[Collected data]

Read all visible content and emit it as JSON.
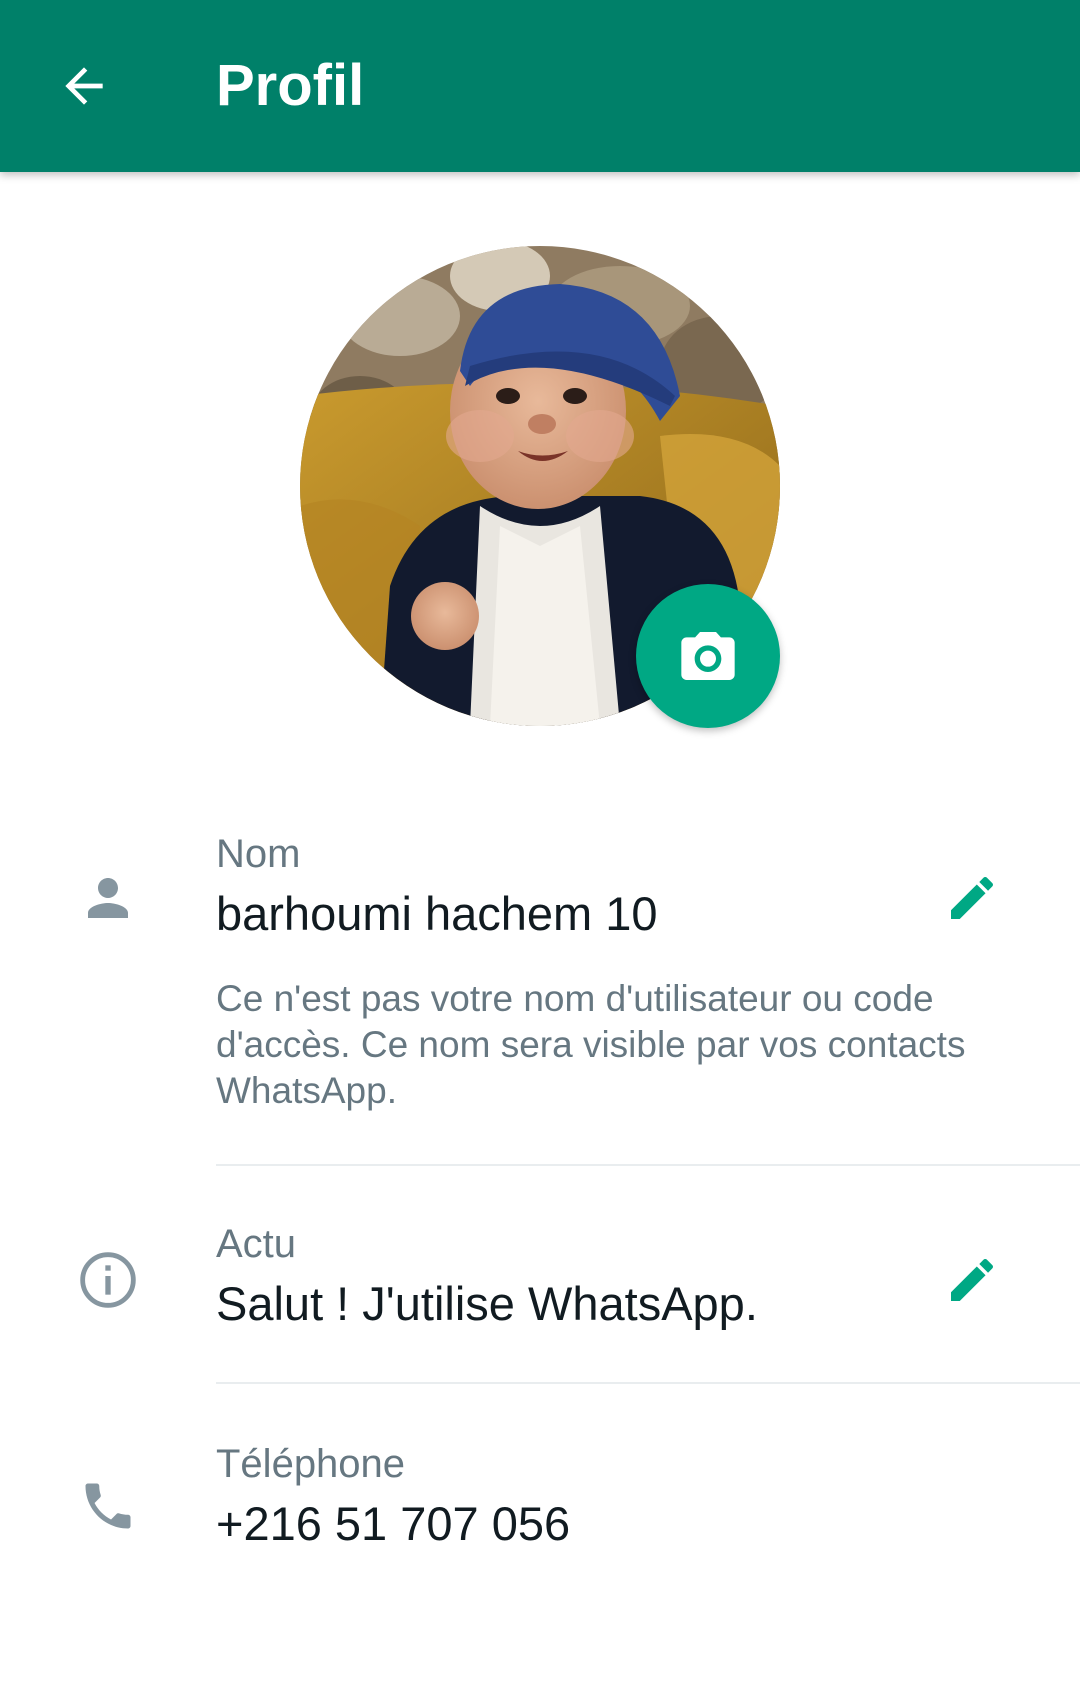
{
  "colors": {
    "header": "#008069",
    "accent": "#00a884",
    "icon_gray": "#8696a0",
    "label_gray": "#667781",
    "text_primary": "#111b21"
  },
  "header": {
    "title": "Profil",
    "back_icon": "arrow-left-icon"
  },
  "avatar": {
    "camera_icon": "camera-icon"
  },
  "name_row": {
    "icon": "person-icon",
    "label": "Nom",
    "value": "barhoumi hachem 10",
    "hint": "Ce n'est pas votre nom d'utilisateur ou code d'accès. Ce nom sera visible par vos contacts WhatsApp.",
    "edit_icon": "pencil-icon"
  },
  "about_row": {
    "icon": "info-icon",
    "label": "Actu",
    "value": "Salut ! J'utilise WhatsApp.",
    "edit_icon": "pencil-icon"
  },
  "phone_row": {
    "icon": "phone-icon",
    "label": "Téléphone",
    "value": "+216 51 707 056"
  }
}
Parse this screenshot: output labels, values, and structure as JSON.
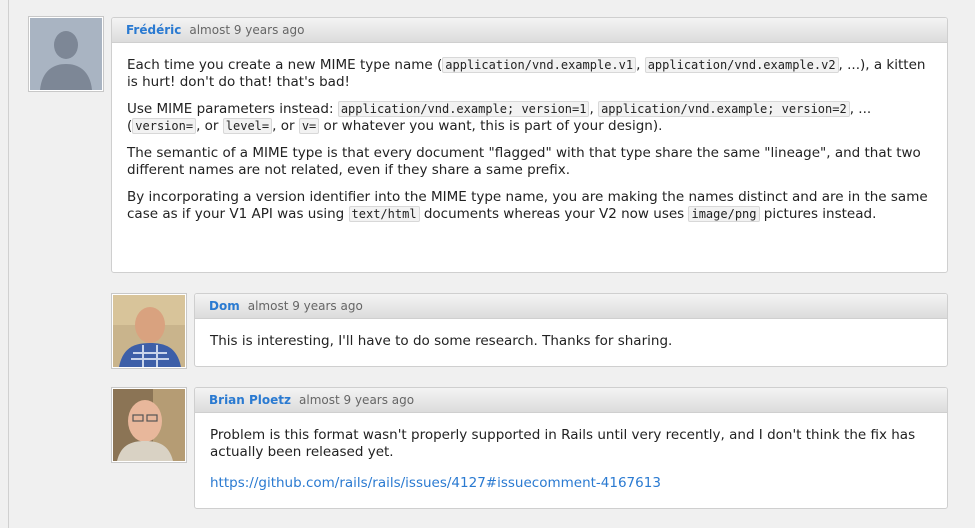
{
  "comments": [
    {
      "author": "Frédéric",
      "time": "almost 9 years ago",
      "p1": {
        "t1": "Each time you create a new MIME type name (",
        "c1": "application/vnd.example.v1",
        "t2": ", ",
        "c2": "application/vnd.example.v2",
        "t3": ", ...), a kitten is hurt! don't do that! that's bad!"
      },
      "p2": {
        "t1": "Use MIME parameters instead: ",
        "c1": "application/vnd.example; version=1",
        "t2": ", ",
        "c2": "application/vnd.example; version=2",
        "t3": ", ... (",
        "c3": "version=",
        "t4": ", or ",
        "c4": "level=",
        "t5": ", or ",
        "c5": "v=",
        "t6": " or whatever you want, this is part of your design)."
      },
      "p3": "The semantic of a MIME type is that every document \"flagged\" with that type share the same \"lineage\", and that two different names are not related, even if they share a same prefix.",
      "p4": {
        "t1": "By incorporating a version identifier into the MIME type name, you are making the names distinct and are in the same case as if your V1 API was using ",
        "c1": "text/html",
        "t2": " documents whereas your V2 now uses ",
        "c2": "image/png",
        "t3": " pictures instead."
      }
    },
    {
      "author": "Dom",
      "time": "almost 9 years ago",
      "text": "This is interesting, I'll have to do some research. Thanks for sharing."
    },
    {
      "author": "Brian Ploetz",
      "time": "almost 9 years ago",
      "text": "Problem is this format wasn't properly supported in Rails until very recently, and I don't think the fix has actually been released yet.",
      "link": "https://github.com/rails/rails/issues/4127#issuecomment-4167613"
    }
  ],
  "colors": {
    "author": "#2a7ad1",
    "link": "#2a7ad1"
  }
}
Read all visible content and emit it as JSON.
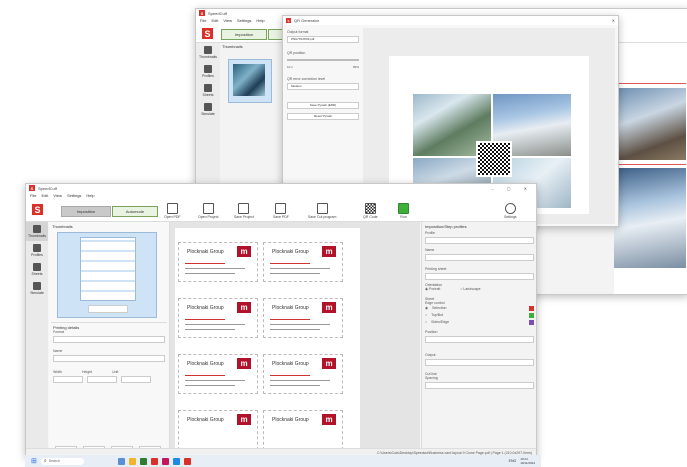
{
  "back_window": {
    "app_title": "SpeedCuff",
    "menu": [
      "File",
      "Edit",
      "View",
      "Settings",
      "Help"
    ],
    "imposition_label": "Imposition",
    "side_items": [
      "Thumbnails",
      "Profiles",
      "Sheets",
      "Simulate"
    ],
    "thumbnails_label": "Thumbnails"
  },
  "qr_dialog": {
    "title": "QR Generator",
    "output_format_label": "Output format",
    "output_format_value": "PNG/TIF/PDF.pdf",
    "qr_position_label": "QR position",
    "qr_size_label": "QR size",
    "qr_size_value": "89%",
    "x_value": "10.1",
    "ec_label": "QR error correction level",
    "ec_value": "Medium",
    "save_button": "Save Pyrash (ERR)",
    "reset_button": "Reset Pyrash"
  },
  "front_window": {
    "app_title": "SpeedCuff",
    "menu": [
      "File",
      "Edit",
      "View",
      "Settings",
      "Help"
    ],
    "modes": [
      "Imposition",
      "Automode"
    ],
    "toolbar": [
      "Open PDF",
      "Open Project",
      "Save Project",
      "Save PDF",
      "Save Cut program",
      "QR Code",
      "Run",
      "Settings"
    ],
    "side_items": [
      "Thumbnails",
      "Profiles",
      "Sheets",
      "Simulate"
    ],
    "thumbnails_label": "Thumbnails",
    "printing_details_label": "Printing details",
    "detail_fields": [
      "Format",
      "Name",
      "Width",
      "Height",
      "Unit"
    ],
    "detail_buttons": [
      "New",
      "Edit",
      "Delete",
      "Cancel"
    ],
    "right_panel_title": "Imposition/Step profiles",
    "right_sections": [
      "Profile",
      "Name",
      "Printing sheet",
      "Orientation",
      "Sheet",
      "Edge control",
      "Position",
      "Output",
      "Cut line",
      "Spacing"
    ],
    "orientation_options": [
      "Portrait",
      "Landscape"
    ],
    "edge_options": [
      "Selection",
      "Top/Bot",
      "Sides/Edge"
    ],
    "brand_text": "Plocknaki Group",
    "logo_letter": "m",
    "status_path": "C:\\Users\\Cuts\\Desktop\\Speedcut\\Business card layout 9 Clone Page.pdf | Page 1 (210.0x297.0mm)"
  },
  "taskbar": {
    "search_placeholder": "Search",
    "tray_lang": "ENG",
    "tray_time": "10:24",
    "tray_date": "19/11/2024"
  },
  "colors": {
    "logo_red": "#d9302a",
    "brand_red": "#b3122b",
    "accent_green": "#7aa45e",
    "run_green": "#3fae3c",
    "thumb_blue": "#cfe3f6"
  },
  "icons": [
    "speedcuff-logo-icon",
    "open-pdf-icon",
    "open-project-icon",
    "save-project-icon",
    "save-pdf-icon",
    "save-cut-icon",
    "qr-code-icon",
    "run-icon",
    "settings-icon",
    "windows-start-icon",
    "search-icon"
  ]
}
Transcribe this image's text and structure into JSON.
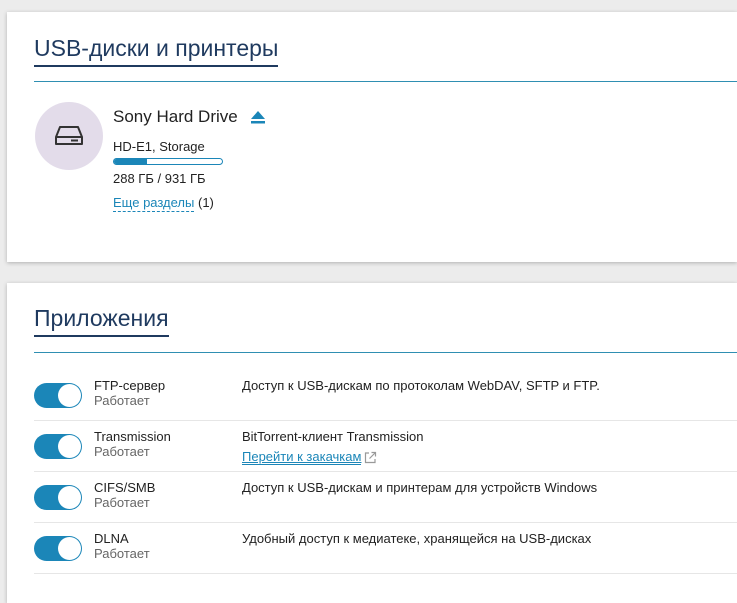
{
  "usb_section": {
    "title": "USB-диски и принтеры",
    "device": {
      "icon": "hard-drive-icon",
      "name": "Sony Hard Drive",
      "subtitle": "HD-E1, Storage",
      "usage_fraction": 0.31,
      "usage_text": "288 ГБ / 931 ГБ",
      "more_link": "Еще разделы",
      "more_count": "(1)"
    }
  },
  "apps_section": {
    "title": "Приложения",
    "apps": [
      {
        "name": "FTP-сервер",
        "status": "Работает",
        "enabled": true,
        "description": "Доступ к USB-дискам по протоколам WebDAV, SFTP и FTP.",
        "link": ""
      },
      {
        "name": "Transmission",
        "status": "Работает",
        "enabled": true,
        "description": "BitTorrent-клиент Transmission",
        "link": "Перейти к закачкам"
      },
      {
        "name": "CIFS/SMB",
        "status": "Работает",
        "enabled": true,
        "description": "Доступ к USB-дискам и принтерам для устройств Windows",
        "link": ""
      },
      {
        "name": "DLNA",
        "status": "Работает",
        "enabled": true,
        "description": "Удобный доступ к медиатеке, хранящейся на USB-дисках",
        "link": ""
      }
    ]
  },
  "colors": {
    "accent": "#1b86b8",
    "title": "#1f3a5f",
    "avatar_bg": "#e3dcea"
  }
}
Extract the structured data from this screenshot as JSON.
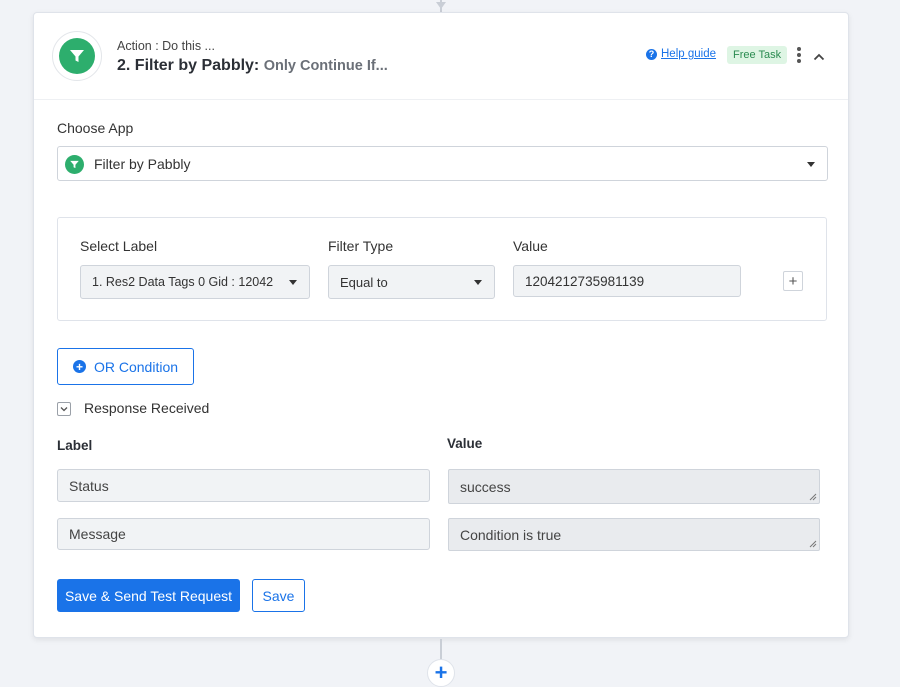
{
  "header": {
    "action_sub": "Action : Do this ...",
    "title_main": "2. Filter by Pabbly:",
    "title_sub": "Only Continue If...",
    "help_label": "Help guide",
    "badge": "Free Task",
    "app_icon": "filter-icon"
  },
  "choose_app": {
    "label": "Choose App",
    "selected": "Filter by Pabbly"
  },
  "filter": {
    "col_label": "Select Label",
    "col_type": "Filter Type",
    "col_value": "Value",
    "label_selected": "1. Res2 Data Tags 0 Gid : 12042",
    "type_selected": "Equal to",
    "value": "1204212735981139",
    "add_icon": "+"
  },
  "or_condition": {
    "label": "OR Condition",
    "icon": "+"
  },
  "response": {
    "title": "Response Received",
    "col_label": "Label",
    "col_value": "Value",
    "rows": [
      {
        "label": "Status",
        "value": "success"
      },
      {
        "label": "Message",
        "value": "Condition is true"
      }
    ]
  },
  "buttons": {
    "save_test": "Save & Send Test Request",
    "save": "Save"
  },
  "bottom": {
    "add_icon": "+"
  },
  "colors": {
    "primary": "#1a73e8",
    "brand_green": "#2dae6d",
    "badge_bg": "#def5e4",
    "badge_text": "#2a8b50"
  }
}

Short exercise ▸
List the lines of the entries that include "your".

Task response ▸
        "t6": " or whatever you want, this is part of your design)."
        "t1": "By incorporating a version identifier into the MIME type name, you are making the names distinct and are in the same case as if your V1 API was using ",
        "t2": " documents whereas your V2 now uses ",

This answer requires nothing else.